Job
Render the items as a Markdown table with the columns Row and Line, starting at the first item and ending at the one that contains "folder-edit[interactable]: Ред. xyxy=(0,202,36,218)". Include both ends and leave out blank lines.

[Entries from a collection]

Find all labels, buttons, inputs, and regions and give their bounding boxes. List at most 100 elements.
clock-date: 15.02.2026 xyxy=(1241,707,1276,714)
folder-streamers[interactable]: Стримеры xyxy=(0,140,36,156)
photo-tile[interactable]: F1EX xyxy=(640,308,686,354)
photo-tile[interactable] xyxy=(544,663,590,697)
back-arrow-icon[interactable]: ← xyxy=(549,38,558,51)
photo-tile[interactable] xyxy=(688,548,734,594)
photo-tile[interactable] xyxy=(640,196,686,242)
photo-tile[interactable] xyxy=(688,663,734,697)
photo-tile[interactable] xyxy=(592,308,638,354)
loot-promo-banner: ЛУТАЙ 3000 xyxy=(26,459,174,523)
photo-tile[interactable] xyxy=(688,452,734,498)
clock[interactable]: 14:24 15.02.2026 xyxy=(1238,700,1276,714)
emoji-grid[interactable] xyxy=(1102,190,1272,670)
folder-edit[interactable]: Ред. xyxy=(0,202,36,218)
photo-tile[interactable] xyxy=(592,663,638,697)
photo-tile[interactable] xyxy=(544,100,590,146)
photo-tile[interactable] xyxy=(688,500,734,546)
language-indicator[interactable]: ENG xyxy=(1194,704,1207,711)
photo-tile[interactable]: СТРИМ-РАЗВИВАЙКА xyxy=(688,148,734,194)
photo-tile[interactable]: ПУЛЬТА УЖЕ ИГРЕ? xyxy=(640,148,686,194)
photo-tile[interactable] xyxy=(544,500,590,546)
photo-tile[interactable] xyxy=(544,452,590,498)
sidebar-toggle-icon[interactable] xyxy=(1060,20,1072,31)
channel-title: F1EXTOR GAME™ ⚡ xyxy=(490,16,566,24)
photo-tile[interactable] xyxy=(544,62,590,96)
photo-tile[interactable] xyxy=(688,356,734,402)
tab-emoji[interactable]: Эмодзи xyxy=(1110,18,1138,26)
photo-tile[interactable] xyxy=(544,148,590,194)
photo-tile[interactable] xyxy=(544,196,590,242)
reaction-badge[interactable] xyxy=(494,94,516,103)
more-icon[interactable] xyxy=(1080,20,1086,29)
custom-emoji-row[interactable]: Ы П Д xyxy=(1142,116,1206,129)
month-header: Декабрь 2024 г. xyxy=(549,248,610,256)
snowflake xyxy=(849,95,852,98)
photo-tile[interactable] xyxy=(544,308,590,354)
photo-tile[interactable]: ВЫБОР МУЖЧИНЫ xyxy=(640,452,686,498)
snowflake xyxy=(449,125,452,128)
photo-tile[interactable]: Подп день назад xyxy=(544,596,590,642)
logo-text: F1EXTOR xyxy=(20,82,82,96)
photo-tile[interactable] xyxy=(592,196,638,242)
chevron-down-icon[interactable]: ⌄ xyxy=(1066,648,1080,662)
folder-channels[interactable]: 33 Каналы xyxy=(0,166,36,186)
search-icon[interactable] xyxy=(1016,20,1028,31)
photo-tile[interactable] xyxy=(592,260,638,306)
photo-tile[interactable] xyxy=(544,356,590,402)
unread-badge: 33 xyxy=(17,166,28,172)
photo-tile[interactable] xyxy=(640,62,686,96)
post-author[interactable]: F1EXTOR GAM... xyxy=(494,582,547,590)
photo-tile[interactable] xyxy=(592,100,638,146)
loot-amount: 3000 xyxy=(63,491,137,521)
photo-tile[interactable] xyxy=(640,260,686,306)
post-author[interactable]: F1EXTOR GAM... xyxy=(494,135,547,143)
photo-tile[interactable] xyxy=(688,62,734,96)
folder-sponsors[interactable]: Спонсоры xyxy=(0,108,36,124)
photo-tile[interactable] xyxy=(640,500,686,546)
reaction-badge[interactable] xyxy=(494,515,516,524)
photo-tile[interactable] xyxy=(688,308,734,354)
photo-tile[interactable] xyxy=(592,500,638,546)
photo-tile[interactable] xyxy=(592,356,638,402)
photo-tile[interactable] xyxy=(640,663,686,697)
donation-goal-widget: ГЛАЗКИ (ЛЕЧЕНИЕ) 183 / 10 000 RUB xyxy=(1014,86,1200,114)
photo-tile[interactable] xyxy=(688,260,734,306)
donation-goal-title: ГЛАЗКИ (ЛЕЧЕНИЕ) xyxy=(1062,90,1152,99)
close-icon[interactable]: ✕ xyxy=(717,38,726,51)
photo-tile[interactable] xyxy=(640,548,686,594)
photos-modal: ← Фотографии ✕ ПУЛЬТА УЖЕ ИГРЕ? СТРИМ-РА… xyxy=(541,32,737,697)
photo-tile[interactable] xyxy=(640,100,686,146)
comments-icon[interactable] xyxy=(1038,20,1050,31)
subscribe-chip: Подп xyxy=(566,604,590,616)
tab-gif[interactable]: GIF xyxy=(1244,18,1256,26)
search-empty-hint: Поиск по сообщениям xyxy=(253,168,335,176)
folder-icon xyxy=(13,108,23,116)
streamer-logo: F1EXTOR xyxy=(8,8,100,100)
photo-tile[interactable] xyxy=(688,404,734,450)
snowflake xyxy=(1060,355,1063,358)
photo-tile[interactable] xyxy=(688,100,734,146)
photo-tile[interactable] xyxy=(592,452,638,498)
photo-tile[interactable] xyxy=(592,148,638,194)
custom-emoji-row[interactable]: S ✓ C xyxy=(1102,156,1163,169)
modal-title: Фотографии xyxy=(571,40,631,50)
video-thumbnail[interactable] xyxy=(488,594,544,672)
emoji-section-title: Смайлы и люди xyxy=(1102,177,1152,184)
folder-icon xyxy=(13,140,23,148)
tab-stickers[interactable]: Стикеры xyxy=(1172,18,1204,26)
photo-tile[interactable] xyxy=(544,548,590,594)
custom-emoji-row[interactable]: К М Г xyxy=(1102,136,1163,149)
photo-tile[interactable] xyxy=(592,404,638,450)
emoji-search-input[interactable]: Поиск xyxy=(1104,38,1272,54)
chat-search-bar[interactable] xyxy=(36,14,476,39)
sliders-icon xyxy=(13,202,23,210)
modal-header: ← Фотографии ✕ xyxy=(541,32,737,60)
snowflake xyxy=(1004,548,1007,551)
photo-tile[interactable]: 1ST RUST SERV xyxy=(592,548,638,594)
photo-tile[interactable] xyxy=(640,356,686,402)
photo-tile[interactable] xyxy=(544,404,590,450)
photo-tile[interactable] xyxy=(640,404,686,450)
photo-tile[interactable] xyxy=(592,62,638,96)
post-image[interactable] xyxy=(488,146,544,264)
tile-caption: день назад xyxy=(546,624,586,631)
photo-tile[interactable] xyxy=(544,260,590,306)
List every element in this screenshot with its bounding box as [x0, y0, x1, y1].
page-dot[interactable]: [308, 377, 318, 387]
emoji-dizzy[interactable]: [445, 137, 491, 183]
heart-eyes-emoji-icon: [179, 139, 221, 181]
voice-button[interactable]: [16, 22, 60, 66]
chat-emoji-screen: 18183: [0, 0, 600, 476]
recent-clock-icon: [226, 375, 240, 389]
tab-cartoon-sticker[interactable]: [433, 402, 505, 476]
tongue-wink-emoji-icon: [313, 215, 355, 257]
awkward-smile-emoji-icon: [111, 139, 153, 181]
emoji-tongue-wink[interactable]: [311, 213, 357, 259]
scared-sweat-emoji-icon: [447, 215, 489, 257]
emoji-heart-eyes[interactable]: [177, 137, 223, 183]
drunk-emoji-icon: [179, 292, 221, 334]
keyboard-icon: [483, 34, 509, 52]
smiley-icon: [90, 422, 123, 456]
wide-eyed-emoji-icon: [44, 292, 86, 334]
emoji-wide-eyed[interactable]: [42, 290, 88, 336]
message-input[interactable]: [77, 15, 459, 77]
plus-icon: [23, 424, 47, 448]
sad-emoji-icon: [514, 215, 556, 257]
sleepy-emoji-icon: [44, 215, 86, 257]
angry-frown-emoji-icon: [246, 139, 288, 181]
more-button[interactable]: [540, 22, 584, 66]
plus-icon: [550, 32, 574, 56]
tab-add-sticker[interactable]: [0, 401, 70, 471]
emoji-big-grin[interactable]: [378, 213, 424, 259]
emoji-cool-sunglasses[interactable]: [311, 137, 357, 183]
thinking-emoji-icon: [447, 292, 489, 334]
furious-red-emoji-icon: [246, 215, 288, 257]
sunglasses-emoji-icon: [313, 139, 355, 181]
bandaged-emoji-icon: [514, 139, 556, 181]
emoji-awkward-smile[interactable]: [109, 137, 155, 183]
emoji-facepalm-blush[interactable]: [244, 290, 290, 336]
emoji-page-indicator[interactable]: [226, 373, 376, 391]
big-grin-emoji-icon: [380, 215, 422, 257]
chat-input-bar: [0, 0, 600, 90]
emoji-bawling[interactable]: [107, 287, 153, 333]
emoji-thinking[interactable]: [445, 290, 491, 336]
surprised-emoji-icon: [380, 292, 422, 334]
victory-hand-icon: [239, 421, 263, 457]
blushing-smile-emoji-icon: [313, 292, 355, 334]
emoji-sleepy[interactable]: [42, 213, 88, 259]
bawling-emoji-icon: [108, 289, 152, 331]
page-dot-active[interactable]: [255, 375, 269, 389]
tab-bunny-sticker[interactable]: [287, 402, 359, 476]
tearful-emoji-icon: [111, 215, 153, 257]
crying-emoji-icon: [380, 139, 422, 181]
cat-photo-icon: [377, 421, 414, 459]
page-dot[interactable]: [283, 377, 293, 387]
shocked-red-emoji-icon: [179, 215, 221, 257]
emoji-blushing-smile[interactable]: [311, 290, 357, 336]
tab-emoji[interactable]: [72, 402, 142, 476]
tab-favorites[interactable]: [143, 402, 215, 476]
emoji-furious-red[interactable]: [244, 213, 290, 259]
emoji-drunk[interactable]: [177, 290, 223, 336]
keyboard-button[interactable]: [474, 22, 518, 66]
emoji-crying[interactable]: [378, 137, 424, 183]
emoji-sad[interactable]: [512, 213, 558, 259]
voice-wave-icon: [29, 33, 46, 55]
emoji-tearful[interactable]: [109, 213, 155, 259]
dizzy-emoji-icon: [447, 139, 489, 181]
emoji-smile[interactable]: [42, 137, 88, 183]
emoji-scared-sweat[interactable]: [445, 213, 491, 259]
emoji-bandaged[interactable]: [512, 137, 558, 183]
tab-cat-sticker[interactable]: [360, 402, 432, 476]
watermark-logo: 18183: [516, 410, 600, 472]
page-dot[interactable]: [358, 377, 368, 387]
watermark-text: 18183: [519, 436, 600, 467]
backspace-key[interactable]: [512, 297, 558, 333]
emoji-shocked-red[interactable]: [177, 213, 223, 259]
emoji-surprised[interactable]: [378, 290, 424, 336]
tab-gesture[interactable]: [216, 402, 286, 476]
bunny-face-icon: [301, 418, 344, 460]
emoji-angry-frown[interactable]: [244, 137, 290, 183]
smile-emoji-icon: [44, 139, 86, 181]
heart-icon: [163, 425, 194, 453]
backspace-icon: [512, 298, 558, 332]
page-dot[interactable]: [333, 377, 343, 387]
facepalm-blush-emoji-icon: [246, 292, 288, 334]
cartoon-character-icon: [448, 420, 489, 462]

Solution for this problem
| Row | Line |
|---|---|
| 1 | Find all labels, buttons, inputs, and regions and give their bounding boxes. List at most 100 elements. |
| 2 | clock-date: 15.02.2026 xyxy=(1241,707,1276,714) |
| 3 | folder-streamers[interactable]: Стримеры xyxy=(0,140,36,156) |
| 4 | photo-tile[interactable]: F1EX xyxy=(640,308,686,354) |
| 5 | photo-tile[interactable] xyxy=(544,663,590,697) |
| 6 | back-arrow-icon[interactable]: ← xyxy=(549,38,558,51) |
| 7 | photo-tile[interactable] xyxy=(688,548,734,594) |
| 8 | photo-tile[interactable] xyxy=(640,196,686,242) |
| 9 | photo-tile[interactable] xyxy=(688,663,734,697) |
| 10 | photo-tile[interactable] xyxy=(592,308,638,354) |
| 11 | loot-promo-banner: ЛУТАЙ 3000 xyxy=(26,459,174,523) |
| 12 | photo-tile[interactable] xyxy=(688,452,734,498) |
| 13 | clock[interactable]: 14:24 15.02.2026 xyxy=(1238,700,1276,714) |
| 14 | emoji-grid[interactable] xyxy=(1102,190,1272,670) |
| 15 | folder-edit[interactable]: Ред. xyxy=(0,202,36,218) |